Task instructions »
Scan the records for the word "Output". Copy each line that includes it.

== Material for the task ==

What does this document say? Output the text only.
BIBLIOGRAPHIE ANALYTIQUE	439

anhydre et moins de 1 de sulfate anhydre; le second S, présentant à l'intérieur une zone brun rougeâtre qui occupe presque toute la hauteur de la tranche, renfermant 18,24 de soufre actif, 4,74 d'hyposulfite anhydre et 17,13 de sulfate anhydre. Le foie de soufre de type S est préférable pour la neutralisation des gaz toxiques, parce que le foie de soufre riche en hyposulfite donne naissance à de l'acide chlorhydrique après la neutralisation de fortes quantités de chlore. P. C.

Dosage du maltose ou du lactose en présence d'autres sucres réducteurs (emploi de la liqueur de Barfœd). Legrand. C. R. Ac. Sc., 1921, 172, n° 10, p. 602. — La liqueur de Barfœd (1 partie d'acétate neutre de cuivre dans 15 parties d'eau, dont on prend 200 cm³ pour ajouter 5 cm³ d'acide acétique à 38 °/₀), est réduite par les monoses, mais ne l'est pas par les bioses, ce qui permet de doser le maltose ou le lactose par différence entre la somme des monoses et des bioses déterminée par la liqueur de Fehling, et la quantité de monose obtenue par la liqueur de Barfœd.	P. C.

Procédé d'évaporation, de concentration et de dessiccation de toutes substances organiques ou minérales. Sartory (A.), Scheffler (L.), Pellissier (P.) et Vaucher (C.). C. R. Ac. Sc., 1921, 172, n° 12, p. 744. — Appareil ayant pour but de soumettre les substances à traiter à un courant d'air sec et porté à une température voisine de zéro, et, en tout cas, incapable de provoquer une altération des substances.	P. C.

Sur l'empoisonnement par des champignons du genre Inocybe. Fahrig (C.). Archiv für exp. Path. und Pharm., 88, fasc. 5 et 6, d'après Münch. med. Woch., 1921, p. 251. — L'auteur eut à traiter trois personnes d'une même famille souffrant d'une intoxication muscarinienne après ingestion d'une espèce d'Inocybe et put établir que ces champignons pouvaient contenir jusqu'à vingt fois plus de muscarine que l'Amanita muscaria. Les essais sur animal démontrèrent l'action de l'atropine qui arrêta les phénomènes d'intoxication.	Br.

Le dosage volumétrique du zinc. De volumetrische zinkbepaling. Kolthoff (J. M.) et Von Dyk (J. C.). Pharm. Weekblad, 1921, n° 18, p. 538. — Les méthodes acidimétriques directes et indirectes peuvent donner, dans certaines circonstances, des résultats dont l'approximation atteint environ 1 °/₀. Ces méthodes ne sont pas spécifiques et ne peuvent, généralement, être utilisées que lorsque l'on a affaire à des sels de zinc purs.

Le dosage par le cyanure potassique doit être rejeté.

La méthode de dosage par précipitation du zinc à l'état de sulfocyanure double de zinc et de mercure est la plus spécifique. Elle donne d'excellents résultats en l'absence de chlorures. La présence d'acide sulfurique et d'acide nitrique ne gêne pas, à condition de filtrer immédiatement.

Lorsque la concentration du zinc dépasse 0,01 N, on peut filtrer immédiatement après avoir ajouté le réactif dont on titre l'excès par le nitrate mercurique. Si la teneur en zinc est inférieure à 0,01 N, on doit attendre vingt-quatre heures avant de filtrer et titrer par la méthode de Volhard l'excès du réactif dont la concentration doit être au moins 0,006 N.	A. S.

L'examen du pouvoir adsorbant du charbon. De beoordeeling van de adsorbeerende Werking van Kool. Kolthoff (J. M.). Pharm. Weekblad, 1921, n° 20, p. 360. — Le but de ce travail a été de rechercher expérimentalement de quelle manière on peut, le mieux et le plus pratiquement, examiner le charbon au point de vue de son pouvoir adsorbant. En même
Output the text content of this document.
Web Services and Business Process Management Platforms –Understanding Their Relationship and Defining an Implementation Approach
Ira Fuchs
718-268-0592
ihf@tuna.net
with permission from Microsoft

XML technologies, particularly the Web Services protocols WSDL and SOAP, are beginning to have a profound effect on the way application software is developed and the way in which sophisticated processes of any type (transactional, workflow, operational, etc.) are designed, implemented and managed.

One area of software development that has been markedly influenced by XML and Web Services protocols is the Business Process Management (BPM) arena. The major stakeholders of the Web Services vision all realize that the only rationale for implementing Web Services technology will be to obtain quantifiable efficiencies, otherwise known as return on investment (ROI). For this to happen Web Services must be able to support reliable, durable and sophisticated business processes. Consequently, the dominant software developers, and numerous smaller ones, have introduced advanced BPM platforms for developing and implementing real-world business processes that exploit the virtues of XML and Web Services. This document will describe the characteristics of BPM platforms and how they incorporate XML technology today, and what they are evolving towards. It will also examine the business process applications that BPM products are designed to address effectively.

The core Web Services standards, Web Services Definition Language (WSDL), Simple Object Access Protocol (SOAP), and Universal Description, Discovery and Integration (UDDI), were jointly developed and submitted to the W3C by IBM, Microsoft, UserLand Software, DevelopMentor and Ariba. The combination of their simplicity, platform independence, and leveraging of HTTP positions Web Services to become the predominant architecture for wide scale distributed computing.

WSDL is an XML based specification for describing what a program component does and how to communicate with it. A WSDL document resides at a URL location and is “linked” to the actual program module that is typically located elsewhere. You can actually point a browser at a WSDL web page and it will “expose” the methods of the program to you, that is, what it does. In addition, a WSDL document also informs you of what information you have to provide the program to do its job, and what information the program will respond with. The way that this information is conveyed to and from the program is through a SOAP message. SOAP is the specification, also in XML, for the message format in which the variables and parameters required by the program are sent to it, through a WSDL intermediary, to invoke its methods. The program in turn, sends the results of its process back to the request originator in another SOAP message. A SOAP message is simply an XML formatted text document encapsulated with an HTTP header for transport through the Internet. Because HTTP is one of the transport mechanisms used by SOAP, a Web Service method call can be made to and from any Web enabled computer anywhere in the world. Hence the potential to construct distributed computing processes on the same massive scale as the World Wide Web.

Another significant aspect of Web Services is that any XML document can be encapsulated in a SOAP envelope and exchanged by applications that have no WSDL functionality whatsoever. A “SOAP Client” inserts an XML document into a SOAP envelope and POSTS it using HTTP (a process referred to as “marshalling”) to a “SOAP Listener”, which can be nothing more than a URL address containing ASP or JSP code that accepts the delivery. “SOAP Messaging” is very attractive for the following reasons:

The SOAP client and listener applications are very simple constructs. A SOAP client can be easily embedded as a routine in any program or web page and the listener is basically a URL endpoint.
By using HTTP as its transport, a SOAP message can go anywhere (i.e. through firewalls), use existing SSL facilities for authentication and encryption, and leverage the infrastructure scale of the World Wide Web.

===

Solution to the exercise »
What does this document say? Output the text only.
Output the text content of this document.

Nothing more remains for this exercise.